L’arrondissement donnera ses contrats privés aux cols bleus
En 2011, Anie Samson, la maire d’arrondissement, a refusé de signer un contrat avec Mivela Construction, la compagnie de M. Milioto, pour la réfection de trottoirs. Le montant était 44% plus élevé que les estimations. Après l’attente réglementaire de six mois, l’arrondissement est retourné en appel d’offres. Cette fois, le plus bas soumissionnaire proposait un prix 25% plus élevé. Depuis, les travaux sont sur la glace.
Pourquoi refuser alors que tous les arrondissements voisins procédaient quand même? «On ne peut pas accepter des contrats aussi gonflés, s’exclame Mme Samson, ça ne se fait pas! Dans d’autres arrondissements, entre autres à Rosemont – La Petite-Patrie, ils ont donné les contrats et après, ils ont appelé l’unité permanente anti-corruption. C’était juste pour faire un show? Nous, on a agi dès le début.»
Mme Samson savait-elle alors qu’elle avait possiblement affaire à de la collusion? «On savait que c’était trop cher», répond-elle.

## Données
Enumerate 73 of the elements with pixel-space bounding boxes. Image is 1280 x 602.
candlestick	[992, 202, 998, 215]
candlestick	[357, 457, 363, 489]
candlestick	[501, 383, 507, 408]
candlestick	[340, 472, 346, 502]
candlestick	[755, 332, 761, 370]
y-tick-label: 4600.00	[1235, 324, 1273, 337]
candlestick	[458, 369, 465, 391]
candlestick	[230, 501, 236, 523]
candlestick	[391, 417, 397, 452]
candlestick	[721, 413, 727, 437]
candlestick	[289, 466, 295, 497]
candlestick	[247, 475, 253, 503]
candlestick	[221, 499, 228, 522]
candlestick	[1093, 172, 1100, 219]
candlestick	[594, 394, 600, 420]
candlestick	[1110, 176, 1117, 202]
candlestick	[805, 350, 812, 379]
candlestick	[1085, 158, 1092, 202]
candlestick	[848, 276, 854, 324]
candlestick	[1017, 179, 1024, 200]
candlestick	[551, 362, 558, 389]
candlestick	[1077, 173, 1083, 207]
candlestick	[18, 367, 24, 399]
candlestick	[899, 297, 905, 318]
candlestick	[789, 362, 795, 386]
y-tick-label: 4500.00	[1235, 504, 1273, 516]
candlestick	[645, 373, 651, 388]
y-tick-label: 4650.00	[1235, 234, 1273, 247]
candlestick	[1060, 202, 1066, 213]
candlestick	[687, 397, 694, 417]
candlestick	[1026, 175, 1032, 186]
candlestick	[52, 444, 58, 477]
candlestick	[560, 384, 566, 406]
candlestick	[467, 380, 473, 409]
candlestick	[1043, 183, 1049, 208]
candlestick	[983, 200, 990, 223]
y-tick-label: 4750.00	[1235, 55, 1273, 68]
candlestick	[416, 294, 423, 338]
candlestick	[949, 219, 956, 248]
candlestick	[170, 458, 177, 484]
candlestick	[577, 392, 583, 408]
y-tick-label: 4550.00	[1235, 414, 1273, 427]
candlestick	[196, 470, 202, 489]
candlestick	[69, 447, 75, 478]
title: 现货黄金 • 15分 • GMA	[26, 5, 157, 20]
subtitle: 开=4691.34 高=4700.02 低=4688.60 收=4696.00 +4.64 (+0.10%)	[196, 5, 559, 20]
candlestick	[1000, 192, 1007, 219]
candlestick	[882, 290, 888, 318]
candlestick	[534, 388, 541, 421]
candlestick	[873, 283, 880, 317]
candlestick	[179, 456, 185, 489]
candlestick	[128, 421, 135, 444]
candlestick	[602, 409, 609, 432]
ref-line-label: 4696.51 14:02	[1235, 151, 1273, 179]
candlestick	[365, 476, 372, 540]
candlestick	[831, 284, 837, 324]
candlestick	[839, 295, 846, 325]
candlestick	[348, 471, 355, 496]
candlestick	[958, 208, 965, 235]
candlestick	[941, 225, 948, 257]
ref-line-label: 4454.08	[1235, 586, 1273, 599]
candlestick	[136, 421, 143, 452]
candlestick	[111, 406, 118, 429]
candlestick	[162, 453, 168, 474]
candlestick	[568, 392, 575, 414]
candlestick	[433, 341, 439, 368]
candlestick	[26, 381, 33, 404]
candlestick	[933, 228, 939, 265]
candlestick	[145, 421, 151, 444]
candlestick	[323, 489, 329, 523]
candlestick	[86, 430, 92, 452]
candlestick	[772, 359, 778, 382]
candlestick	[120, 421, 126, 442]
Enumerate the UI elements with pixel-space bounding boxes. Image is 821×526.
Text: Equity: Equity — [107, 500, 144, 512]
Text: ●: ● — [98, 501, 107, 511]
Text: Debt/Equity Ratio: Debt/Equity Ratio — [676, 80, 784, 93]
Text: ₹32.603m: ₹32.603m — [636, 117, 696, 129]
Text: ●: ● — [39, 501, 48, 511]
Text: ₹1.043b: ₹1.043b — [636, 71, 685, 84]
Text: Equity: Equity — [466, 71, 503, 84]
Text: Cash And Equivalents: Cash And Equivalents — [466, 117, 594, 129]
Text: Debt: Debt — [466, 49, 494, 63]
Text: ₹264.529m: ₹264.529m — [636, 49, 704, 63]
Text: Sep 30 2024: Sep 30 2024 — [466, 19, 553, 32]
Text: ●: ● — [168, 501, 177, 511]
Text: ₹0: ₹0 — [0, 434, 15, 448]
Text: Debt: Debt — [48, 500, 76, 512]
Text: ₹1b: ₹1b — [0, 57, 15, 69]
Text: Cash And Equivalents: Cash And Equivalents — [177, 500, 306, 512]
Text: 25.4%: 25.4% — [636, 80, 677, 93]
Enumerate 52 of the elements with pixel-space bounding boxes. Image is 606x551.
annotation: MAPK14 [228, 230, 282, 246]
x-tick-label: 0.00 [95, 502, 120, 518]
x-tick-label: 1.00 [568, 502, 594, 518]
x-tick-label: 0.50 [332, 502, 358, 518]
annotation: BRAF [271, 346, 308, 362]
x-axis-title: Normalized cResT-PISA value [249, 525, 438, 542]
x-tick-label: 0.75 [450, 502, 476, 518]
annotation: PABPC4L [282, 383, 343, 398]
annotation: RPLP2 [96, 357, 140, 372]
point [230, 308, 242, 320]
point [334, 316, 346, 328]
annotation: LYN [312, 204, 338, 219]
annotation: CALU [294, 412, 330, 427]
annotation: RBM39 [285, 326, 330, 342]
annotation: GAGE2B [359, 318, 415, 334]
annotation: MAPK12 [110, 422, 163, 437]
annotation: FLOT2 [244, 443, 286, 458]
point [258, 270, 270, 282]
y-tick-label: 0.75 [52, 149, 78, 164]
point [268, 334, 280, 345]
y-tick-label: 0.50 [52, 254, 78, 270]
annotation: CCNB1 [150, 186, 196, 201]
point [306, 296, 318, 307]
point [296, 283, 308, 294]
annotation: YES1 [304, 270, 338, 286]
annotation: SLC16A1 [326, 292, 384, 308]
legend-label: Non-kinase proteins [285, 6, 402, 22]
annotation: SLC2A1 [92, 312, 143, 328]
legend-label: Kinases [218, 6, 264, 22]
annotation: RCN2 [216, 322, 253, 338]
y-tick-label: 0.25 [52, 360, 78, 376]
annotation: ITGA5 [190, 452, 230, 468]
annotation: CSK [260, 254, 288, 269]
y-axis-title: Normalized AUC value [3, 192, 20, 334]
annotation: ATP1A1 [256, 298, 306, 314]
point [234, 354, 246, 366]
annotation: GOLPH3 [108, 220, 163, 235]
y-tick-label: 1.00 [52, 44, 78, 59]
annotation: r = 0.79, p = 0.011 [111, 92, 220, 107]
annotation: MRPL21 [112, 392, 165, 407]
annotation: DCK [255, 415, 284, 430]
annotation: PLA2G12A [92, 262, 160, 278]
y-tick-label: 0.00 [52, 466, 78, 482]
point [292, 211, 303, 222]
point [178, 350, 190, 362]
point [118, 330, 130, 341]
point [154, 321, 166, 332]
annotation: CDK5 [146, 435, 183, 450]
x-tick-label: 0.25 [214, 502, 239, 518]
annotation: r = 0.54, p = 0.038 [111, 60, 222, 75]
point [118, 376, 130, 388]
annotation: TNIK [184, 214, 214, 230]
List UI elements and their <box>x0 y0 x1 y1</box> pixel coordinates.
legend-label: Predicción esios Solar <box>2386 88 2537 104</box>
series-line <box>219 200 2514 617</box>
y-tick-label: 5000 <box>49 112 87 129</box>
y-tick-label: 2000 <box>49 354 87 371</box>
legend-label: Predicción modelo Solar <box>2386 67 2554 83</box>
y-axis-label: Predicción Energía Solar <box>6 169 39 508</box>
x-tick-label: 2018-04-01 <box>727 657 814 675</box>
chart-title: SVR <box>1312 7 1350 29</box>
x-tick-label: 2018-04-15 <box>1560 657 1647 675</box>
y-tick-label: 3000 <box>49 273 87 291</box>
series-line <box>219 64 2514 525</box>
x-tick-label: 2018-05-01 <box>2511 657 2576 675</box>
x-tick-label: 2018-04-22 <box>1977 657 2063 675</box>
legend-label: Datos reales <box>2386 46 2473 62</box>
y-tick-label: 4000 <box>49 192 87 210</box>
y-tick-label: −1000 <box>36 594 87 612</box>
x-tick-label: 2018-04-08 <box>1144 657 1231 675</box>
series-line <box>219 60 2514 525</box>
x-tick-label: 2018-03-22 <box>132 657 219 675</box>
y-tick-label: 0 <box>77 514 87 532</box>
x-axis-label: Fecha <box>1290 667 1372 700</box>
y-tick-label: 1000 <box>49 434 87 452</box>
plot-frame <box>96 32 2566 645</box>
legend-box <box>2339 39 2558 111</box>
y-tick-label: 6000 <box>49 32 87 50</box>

## Consigne
Résumez en deux phrases, s'il vous plaît, l'article sur les contrats de trottoirs de l'arrondissement.

## Réponse rédigée
En 2011, la maire d'arrondissement Anie Samson a refusé de signer un contrat de réfection de trottoirs avec Mivela Construction, dont le montant dépassait de 44 % les estimations, puis un nouvel appel d'offres a donné un plus bas prix encore 25 % trop élevé, si bien que les travaux sont depuis sur la glace. Mme Samson affirme qu'on ne peut pas accepter des contrats aussi gonflés, reproche à d'autres arrondissements d'avoir accordé les contrats avant d'appeler l'unité permanente anti-corruption et dit qu'on savait que c'était trop cher.